_PROBLEM TO WORK ON_.
Wherever the word "Fitted" shows up in a line, please copy that line.

_DATA PROVIDED_.
= = = = =
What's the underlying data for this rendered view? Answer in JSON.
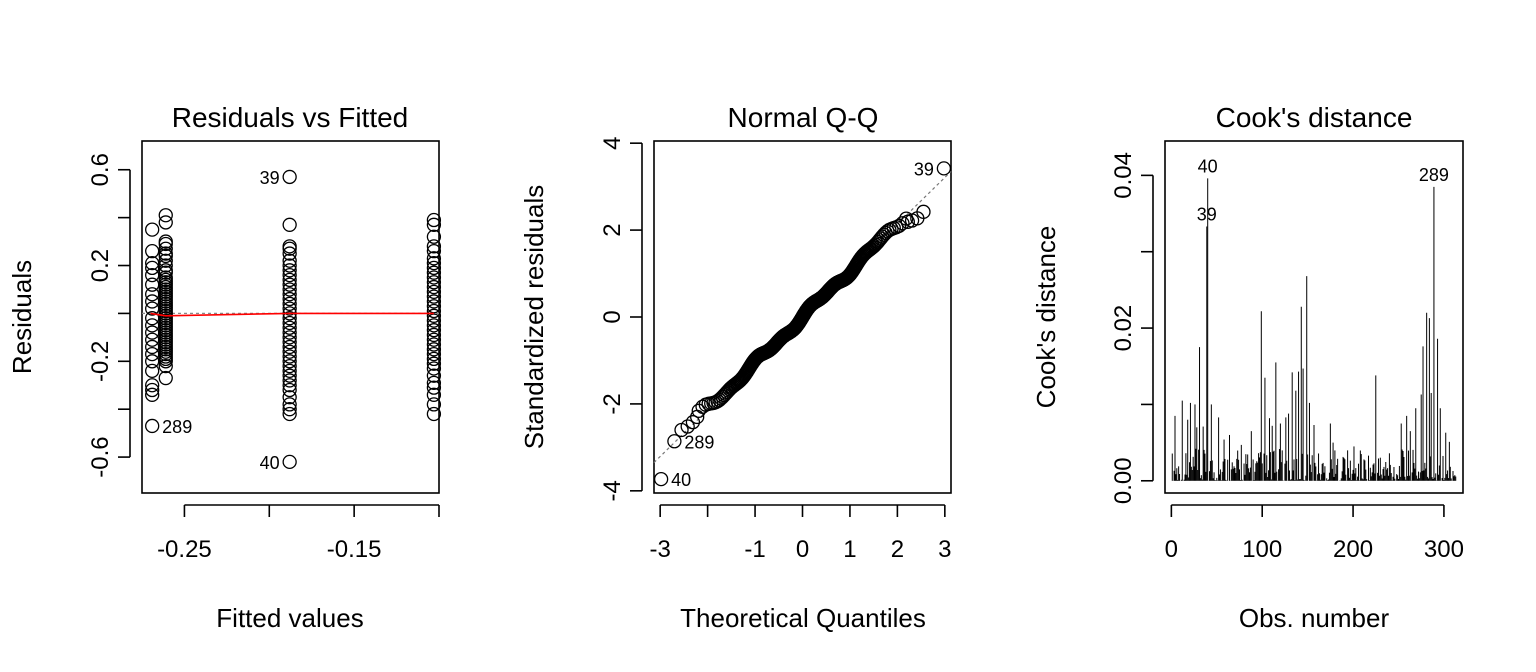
{
  "chart_data": [
    {
      "type": "scatter",
      "title": "Residuals vs Fitted",
      "xlabel": "Fitted values",
      "ylabel": "Residuals",
      "xlim": [
        -0.275,
        -0.1
      ],
      "ylim": [
        -0.75,
        0.72
      ],
      "xticks": [
        -0.25,
        -0.2,
        -0.15,
        -0.1
      ],
      "xtick_labels": [
        "-0.25",
        "",
        "-0.15",
        ""
      ],
      "yticks": [
        -0.6,
        -0.4,
        -0.2,
        0,
        0.2,
        0.4,
        0.6
      ],
      "ytick_labels": [
        "-0.6",
        "",
        "-0.2",
        "",
        "0.2",
        "",
        "0.6"
      ],
      "groups": [
        {
          "x": -0.261,
          "residuals": [
            0.41,
            0.38,
            0.3,
            0.29,
            0.27,
            0.25,
            0.24,
            0.22,
            0.2,
            0.18,
            0.17,
            0.15,
            0.14,
            0.13,
            0.12,
            0.11,
            0.1,
            0.09,
            0.08,
            0.07,
            0.06,
            0.05,
            0.04,
            0.03,
            0.02,
            0.01,
            0.0,
            -0.01,
            -0.02,
            -0.03,
            -0.04,
            -0.05,
            -0.06,
            -0.07,
            -0.08,
            -0.09,
            -0.1,
            -0.11,
            -0.12,
            -0.13,
            -0.14,
            -0.15,
            -0.16,
            -0.17,
            -0.18,
            -0.19,
            -0.2,
            -0.22,
            -0.27
          ]
        },
        {
          "x": -0.269,
          "residuals": [
            0.35,
            0.26,
            0.21,
            0.19,
            0.16,
            0.12,
            0.08,
            0.05,
            0.02,
            -0.02,
            -0.05,
            -0.08,
            -0.11,
            -0.14,
            -0.17,
            -0.2,
            -0.24,
            -0.3,
            -0.32,
            -0.34,
            -0.47
          ]
        },
        {
          "x": -0.188,
          "residuals": [
            0.57,
            0.37,
            0.28,
            0.27,
            0.25,
            0.22,
            0.2,
            0.18,
            0.16,
            0.14,
            0.12,
            0.1,
            0.08,
            0.06,
            0.04,
            0.02,
            0.0,
            -0.02,
            -0.04,
            -0.06,
            -0.08,
            -0.1,
            -0.12,
            -0.14,
            -0.16,
            -0.18,
            -0.2,
            -0.22,
            -0.24,
            -0.26,
            -0.28,
            -0.3,
            -0.32,
            -0.35,
            -0.38,
            -0.4,
            -0.42,
            -0.62
          ]
        },
        {
          "x": -0.103,
          "residuals": [
            0.39,
            0.37,
            0.32,
            0.28,
            0.26,
            0.23,
            0.21,
            0.19,
            0.17,
            0.15,
            0.13,
            0.11,
            0.09,
            0.07,
            0.05,
            0.03,
            0.01,
            -0.01,
            -0.03,
            -0.05,
            -0.07,
            -0.09,
            -0.11,
            -0.13,
            -0.15,
            -0.17,
            -0.19,
            -0.21,
            -0.23,
            -0.26,
            -0.29,
            -0.31,
            -0.34,
            -0.38,
            -0.42
          ]
        }
      ],
      "smooth_line": {
        "x": [
          -0.27,
          -0.261,
          -0.188,
          -0.103
        ],
        "y": [
          0.0,
          -0.01,
          0.0,
          0.0
        ],
        "color": "#ff0000"
      },
      "reference_line": {
        "y": 0,
        "color": "#888888"
      },
      "labels": [
        {
          "text": "39",
          "x": -0.188,
          "y": 0.57,
          "side": "left"
        },
        {
          "text": "289",
          "x": -0.269,
          "y": -0.47,
          "side": "right"
        },
        {
          "text": "40",
          "x": -0.188,
          "y": -0.62,
          "side": "left"
        }
      ]
    },
    {
      "type": "scatter",
      "title": "Normal Q-Q",
      "xlabel": "Theoretical Quantiles",
      "ylabel": "Standardized residuals",
      "xlim": [
        -3.13,
        3.13
      ],
      "ylim": [
        -4.05,
        4.05
      ],
      "xticks": [
        -3,
        -2,
        -1,
        0,
        1,
        2,
        3
      ],
      "xtick_labels": [
        "-3",
        "",
        "-1",
        "0",
        "1",
        "2",
        "3"
      ],
      "yticks": [
        -4,
        -2,
        0,
        2,
        4
      ],
      "ytick_labels": [
        "-4",
        "-2",
        "0",
        "2",
        "4"
      ],
      "n": 313,
      "extremes": [
        {
          "x": -2.98,
          "y": -3.73
        },
        {
          "x": -2.7,
          "y": -2.86
        },
        {
          "x": -2.55,
          "y": -2.6
        },
        {
          "x": -2.42,
          "y": -2.52
        },
        {
          "x": -2.31,
          "y": -2.42
        },
        {
          "x": -2.22,
          "y": -2.3
        },
        {
          "x": 2.22,
          "y": 2.19
        },
        {
          "x": 2.31,
          "y": 2.22
        },
        {
          "x": 2.42,
          "y": 2.27
        },
        {
          "x": 2.55,
          "y": 2.42
        },
        {
          "x": 2.98,
          "y": 3.42
        }
      ],
      "reference_line": {
        "slope": 1.07,
        "intercept": 0.0,
        "color": "#777777"
      },
      "labels": [
        {
          "text": "39",
          "x": 2.98,
          "y": 3.42,
          "side": "left"
        },
        {
          "text": "289",
          "x": -2.7,
          "y": -2.86,
          "side": "right"
        },
        {
          "text": "40",
          "x": -2.98,
          "y": -3.73,
          "side": "right"
        }
      ]
    },
    {
      "type": "bar",
      "title": "Cook's distance",
      "xlabel": "Obs. number",
      "ylabel": "Cook's distance",
      "xlim": [
        -7,
        321
      ],
      "ylim": [
        -0.0016,
        0.0445
      ],
      "xticks": [
        0,
        100,
        200,
        300
      ],
      "xtick_labels": [
        "0",
        "100",
        "200",
        "300"
      ],
      "yticks": [
        0,
        0.01,
        0.02,
        0.03,
        0.04
      ],
      "ytick_labels": [
        "0.00",
        "",
        "0.02",
        "",
        "0.04"
      ],
      "n": 313,
      "spikes": [
        {
          "obs": 4,
          "d": 0.0085
        },
        {
          "obs": 12,
          "d": 0.0105
        },
        {
          "obs": 18,
          "d": 0.008
        },
        {
          "obs": 21,
          "d": 0.0102
        },
        {
          "obs": 26,
          "d": 0.01
        },
        {
          "obs": 28,
          "d": 0.007
        },
        {
          "obs": 31,
          "d": 0.0175
        },
        {
          "obs": 35,
          "d": 0.0071
        },
        {
          "obs": 39,
          "d": 0.0333
        },
        {
          "obs": 40,
          "d": 0.0396
        },
        {
          "obs": 44,
          "d": 0.01
        },
        {
          "obs": 52,
          "d": 0.0083
        },
        {
          "obs": 58,
          "d": 0.0054
        },
        {
          "obs": 64,
          "d": 0.006
        },
        {
          "obs": 77,
          "d": 0.0047
        },
        {
          "obs": 88,
          "d": 0.0065
        },
        {
          "obs": 99,
          "d": 0.0222
        },
        {
          "obs": 103,
          "d": 0.0135
        },
        {
          "obs": 108,
          "d": 0.0082
        },
        {
          "obs": 111,
          "d": 0.0072
        },
        {
          "obs": 115,
          "d": 0.0155
        },
        {
          "obs": 120,
          "d": 0.0075
        },
        {
          "obs": 126,
          "d": 0.0083
        },
        {
          "obs": 129,
          "d": 0.0088
        },
        {
          "obs": 133,
          "d": 0.0142
        },
        {
          "obs": 137,
          "d": 0.0118
        },
        {
          "obs": 140,
          "d": 0.0143
        },
        {
          "obs": 143,
          "d": 0.0228
        },
        {
          "obs": 145,
          "d": 0.0147
        },
        {
          "obs": 149,
          "d": 0.0268
        },
        {
          "obs": 152,
          "d": 0.0102
        },
        {
          "obs": 157,
          "d": 0.0073
        },
        {
          "obs": 175,
          "d": 0.0075
        },
        {
          "obs": 178,
          "d": 0.005
        },
        {
          "obs": 190,
          "d": 0.003
        },
        {
          "obs": 201,
          "d": 0.0045
        },
        {
          "obs": 209,
          "d": 0.0035
        },
        {
          "obs": 225,
          "d": 0.0138
        },
        {
          "obs": 240,
          "d": 0.0036
        },
        {
          "obs": 253,
          "d": 0.0075
        },
        {
          "obs": 259,
          "d": 0.0085
        },
        {
          "obs": 263,
          "d": 0.0065
        },
        {
          "obs": 269,
          "d": 0.0095
        },
        {
          "obs": 275,
          "d": 0.0113
        },
        {
          "obs": 277,
          "d": 0.0176
        },
        {
          "obs": 281,
          "d": 0.022
        },
        {
          "obs": 284,
          "d": 0.0213
        },
        {
          "obs": 286,
          "d": 0.0115
        },
        {
          "obs": 289,
          "d": 0.0385
        },
        {
          "obs": 293,
          "d": 0.0186
        },
        {
          "obs": 296,
          "d": 0.0095
        },
        {
          "obs": 302,
          "d": 0.0063
        },
        {
          "obs": 306,
          "d": 0.0051
        }
      ],
      "baseline_max": 0.0042,
      "labels": [
        {
          "text": "40",
          "obs": 40,
          "d": 0.0396
        },
        {
          "text": "39",
          "obs": 39,
          "d": 0.0333
        },
        {
          "text": "289",
          "obs": 289,
          "d": 0.0385
        }
      ]
    }
  ]
}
= = = = =
_COMPLETED TASK_.
      "title": "Residuals vs Fitted",
      "xlabel": "Fitted values",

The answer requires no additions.